## Task to complete
Reading the listing below, count the lines that contain the word "hour" and give that count alone.

___ Record set ___

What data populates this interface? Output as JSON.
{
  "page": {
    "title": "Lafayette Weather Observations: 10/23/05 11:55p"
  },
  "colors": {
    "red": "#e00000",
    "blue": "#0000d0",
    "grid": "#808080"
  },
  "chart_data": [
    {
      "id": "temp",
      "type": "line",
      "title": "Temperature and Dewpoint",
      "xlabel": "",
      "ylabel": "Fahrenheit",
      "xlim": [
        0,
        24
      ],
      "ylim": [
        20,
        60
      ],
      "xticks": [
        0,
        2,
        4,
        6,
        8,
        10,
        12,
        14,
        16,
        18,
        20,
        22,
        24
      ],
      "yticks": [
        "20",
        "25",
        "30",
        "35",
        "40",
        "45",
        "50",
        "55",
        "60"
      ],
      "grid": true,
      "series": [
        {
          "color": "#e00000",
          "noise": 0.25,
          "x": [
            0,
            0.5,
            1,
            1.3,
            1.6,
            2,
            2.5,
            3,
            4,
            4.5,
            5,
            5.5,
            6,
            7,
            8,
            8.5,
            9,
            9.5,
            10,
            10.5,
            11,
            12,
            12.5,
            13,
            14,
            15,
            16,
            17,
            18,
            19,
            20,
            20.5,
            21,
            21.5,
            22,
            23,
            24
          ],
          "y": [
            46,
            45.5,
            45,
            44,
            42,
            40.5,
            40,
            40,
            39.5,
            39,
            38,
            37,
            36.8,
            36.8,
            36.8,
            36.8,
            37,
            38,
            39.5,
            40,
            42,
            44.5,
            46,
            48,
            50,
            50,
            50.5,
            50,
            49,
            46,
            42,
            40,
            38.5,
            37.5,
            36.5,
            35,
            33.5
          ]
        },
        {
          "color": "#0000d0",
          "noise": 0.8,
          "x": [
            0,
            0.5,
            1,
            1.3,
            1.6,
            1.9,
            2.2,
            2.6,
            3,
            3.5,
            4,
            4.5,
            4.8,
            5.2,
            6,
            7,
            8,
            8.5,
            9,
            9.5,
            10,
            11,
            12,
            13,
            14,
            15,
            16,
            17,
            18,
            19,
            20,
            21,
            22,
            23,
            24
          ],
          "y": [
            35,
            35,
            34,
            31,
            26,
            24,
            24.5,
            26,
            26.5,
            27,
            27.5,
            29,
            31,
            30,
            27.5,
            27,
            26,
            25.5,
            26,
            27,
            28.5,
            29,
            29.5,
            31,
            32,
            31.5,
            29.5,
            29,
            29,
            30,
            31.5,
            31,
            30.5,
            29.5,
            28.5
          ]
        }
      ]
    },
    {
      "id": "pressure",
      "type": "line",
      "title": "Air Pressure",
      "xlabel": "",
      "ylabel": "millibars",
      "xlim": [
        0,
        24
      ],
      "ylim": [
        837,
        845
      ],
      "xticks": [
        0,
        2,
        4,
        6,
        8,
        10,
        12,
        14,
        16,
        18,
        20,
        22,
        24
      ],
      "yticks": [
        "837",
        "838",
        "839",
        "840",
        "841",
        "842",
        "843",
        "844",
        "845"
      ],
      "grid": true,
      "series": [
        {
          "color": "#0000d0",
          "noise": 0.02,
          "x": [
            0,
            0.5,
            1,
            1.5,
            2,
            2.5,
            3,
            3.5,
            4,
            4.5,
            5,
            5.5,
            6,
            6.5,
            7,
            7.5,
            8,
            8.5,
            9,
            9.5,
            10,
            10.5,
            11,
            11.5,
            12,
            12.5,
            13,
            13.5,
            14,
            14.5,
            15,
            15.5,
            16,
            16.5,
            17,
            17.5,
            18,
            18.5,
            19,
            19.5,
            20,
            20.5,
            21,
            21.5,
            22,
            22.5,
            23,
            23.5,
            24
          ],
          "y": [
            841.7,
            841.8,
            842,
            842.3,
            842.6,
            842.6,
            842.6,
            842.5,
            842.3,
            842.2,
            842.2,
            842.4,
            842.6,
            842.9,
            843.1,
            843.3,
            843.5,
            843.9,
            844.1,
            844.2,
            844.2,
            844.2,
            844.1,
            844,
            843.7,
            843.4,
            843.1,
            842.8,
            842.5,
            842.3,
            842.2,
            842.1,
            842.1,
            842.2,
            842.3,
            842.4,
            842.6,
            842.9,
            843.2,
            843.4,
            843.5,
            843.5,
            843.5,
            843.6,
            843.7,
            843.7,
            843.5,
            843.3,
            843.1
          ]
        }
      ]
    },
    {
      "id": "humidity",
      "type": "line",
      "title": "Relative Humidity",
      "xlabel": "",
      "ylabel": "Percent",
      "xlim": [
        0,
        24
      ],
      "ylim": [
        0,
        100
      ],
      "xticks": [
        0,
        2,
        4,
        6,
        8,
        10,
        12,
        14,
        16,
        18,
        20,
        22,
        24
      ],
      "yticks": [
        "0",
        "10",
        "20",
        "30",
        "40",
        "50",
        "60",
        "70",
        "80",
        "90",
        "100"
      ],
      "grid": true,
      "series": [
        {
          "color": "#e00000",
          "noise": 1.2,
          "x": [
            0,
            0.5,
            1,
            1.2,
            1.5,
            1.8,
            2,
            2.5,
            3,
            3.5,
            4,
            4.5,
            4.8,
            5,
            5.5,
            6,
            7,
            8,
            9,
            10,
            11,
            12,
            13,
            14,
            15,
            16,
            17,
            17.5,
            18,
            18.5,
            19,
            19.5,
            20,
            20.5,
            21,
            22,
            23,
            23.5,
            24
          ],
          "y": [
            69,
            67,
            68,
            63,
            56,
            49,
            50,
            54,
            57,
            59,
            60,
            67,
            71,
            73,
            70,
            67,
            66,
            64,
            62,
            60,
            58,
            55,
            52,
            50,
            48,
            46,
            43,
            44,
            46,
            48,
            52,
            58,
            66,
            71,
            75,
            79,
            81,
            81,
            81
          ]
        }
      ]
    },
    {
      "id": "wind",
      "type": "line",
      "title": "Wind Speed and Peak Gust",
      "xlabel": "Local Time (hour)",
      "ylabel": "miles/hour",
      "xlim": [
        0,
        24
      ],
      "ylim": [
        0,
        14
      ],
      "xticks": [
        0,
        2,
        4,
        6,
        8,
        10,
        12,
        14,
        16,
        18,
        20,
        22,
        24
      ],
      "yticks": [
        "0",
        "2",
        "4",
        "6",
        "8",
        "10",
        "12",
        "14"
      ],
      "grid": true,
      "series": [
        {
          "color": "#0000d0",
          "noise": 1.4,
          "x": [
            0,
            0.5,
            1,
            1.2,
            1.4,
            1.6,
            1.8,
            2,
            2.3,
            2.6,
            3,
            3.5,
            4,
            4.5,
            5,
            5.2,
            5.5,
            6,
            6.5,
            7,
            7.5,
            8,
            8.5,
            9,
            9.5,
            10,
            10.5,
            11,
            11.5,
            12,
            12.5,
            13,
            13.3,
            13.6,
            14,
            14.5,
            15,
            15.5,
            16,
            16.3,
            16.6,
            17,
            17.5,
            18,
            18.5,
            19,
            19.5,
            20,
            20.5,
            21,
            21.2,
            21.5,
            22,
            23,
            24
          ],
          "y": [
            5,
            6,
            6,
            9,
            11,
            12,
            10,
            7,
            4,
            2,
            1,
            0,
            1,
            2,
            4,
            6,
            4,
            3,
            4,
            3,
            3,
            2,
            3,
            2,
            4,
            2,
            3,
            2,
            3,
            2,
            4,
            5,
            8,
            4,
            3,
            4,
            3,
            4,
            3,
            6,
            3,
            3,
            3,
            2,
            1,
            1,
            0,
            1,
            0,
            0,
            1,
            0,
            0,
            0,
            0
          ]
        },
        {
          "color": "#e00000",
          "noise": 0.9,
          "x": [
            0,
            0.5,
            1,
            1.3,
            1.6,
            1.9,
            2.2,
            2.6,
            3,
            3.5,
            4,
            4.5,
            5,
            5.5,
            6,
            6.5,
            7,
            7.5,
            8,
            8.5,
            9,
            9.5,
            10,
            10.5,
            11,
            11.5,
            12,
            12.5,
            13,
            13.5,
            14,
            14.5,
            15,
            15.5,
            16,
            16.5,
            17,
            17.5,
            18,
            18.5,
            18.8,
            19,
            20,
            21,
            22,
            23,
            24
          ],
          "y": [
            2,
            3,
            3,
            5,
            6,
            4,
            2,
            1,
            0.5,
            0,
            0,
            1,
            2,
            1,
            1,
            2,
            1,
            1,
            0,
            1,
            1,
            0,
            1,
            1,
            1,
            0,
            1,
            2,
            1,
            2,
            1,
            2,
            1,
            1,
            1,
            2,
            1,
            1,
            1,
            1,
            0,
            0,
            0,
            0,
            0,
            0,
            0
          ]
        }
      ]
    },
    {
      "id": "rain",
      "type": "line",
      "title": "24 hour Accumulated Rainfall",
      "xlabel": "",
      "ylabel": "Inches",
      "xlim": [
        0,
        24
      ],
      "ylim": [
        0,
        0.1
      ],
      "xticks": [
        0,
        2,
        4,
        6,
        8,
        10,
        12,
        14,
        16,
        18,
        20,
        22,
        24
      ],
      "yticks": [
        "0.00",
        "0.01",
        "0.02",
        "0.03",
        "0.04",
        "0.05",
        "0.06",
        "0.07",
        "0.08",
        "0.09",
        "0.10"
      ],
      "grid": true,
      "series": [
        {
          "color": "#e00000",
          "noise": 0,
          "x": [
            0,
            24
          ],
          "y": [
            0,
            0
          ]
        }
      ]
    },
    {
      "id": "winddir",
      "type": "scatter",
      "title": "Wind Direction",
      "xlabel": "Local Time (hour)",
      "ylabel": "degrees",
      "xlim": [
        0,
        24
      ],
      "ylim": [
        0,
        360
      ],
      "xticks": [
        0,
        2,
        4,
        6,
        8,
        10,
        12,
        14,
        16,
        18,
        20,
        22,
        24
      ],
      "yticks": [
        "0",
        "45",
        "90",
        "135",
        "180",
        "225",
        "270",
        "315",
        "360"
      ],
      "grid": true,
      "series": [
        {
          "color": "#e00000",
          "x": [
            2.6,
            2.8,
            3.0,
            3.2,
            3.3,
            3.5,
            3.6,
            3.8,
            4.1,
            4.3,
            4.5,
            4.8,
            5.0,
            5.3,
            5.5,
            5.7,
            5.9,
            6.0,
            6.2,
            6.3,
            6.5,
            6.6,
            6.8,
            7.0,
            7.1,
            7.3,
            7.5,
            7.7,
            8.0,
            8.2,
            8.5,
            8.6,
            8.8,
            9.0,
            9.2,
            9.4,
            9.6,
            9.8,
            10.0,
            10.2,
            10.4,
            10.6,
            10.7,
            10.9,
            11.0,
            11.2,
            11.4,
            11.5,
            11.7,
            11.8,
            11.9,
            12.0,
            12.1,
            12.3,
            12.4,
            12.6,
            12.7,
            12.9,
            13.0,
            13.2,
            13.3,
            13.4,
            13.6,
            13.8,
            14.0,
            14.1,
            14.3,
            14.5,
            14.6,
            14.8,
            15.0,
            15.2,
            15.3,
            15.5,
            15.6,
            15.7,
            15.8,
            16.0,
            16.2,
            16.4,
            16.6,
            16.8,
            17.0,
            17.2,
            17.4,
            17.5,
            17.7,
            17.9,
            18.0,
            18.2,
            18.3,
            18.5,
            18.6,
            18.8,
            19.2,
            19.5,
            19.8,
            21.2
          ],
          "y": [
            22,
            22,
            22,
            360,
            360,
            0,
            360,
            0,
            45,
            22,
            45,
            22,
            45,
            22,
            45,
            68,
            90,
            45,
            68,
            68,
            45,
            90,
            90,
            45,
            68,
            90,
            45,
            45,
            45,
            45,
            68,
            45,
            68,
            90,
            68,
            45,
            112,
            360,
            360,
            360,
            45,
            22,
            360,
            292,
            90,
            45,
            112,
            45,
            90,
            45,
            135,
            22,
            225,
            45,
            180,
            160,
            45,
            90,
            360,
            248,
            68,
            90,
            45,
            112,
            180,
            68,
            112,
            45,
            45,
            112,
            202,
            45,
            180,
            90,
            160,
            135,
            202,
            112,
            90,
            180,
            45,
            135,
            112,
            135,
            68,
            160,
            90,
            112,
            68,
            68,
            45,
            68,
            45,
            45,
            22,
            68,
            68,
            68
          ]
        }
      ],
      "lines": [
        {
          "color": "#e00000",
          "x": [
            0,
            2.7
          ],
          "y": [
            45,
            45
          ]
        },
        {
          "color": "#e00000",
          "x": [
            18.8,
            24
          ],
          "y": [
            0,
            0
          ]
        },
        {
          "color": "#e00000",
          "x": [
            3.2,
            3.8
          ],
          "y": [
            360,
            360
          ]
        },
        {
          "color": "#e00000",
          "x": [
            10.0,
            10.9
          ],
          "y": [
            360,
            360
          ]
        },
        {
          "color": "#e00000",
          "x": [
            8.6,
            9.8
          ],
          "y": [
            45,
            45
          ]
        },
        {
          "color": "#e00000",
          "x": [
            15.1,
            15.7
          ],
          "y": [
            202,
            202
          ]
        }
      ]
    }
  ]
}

___

## Output below
4